Goal: Gather every line in the records below that contains the word "count".

Material:

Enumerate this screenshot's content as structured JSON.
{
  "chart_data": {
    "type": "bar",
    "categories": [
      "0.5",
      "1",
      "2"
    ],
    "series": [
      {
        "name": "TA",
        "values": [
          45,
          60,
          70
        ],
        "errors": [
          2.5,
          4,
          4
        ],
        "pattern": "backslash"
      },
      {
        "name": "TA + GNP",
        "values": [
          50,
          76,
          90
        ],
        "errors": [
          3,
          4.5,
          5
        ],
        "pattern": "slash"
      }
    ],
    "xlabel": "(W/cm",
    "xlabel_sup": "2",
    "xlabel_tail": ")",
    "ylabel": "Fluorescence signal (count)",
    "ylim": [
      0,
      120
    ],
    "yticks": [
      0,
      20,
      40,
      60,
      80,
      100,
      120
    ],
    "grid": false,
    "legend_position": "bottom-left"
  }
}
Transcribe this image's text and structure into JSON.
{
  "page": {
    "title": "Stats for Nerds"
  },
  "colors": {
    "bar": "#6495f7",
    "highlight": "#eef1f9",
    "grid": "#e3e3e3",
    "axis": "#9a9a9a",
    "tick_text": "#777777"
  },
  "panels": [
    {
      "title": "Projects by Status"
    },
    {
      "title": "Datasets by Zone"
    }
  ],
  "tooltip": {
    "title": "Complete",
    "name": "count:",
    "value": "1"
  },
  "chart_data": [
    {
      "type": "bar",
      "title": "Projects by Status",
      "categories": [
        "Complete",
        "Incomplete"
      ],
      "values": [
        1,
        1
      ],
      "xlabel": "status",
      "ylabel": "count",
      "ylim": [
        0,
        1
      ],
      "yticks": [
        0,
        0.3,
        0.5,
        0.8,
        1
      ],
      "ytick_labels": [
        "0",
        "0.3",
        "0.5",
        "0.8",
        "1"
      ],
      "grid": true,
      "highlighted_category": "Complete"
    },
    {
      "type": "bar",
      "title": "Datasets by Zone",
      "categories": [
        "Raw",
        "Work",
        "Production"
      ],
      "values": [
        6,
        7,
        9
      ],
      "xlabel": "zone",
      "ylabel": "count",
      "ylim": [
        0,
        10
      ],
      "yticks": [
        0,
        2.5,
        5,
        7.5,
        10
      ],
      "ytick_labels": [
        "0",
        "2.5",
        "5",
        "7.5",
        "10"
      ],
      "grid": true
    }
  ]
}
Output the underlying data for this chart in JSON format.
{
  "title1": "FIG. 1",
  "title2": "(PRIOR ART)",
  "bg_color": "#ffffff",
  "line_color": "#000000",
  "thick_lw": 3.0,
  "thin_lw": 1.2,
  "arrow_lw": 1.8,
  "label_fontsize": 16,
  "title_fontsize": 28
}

Full output:
    "ylabel": "Fluorescence signal (count)",
    "name": "count:",
      "ylabel": "count",
      "ylabel": "count",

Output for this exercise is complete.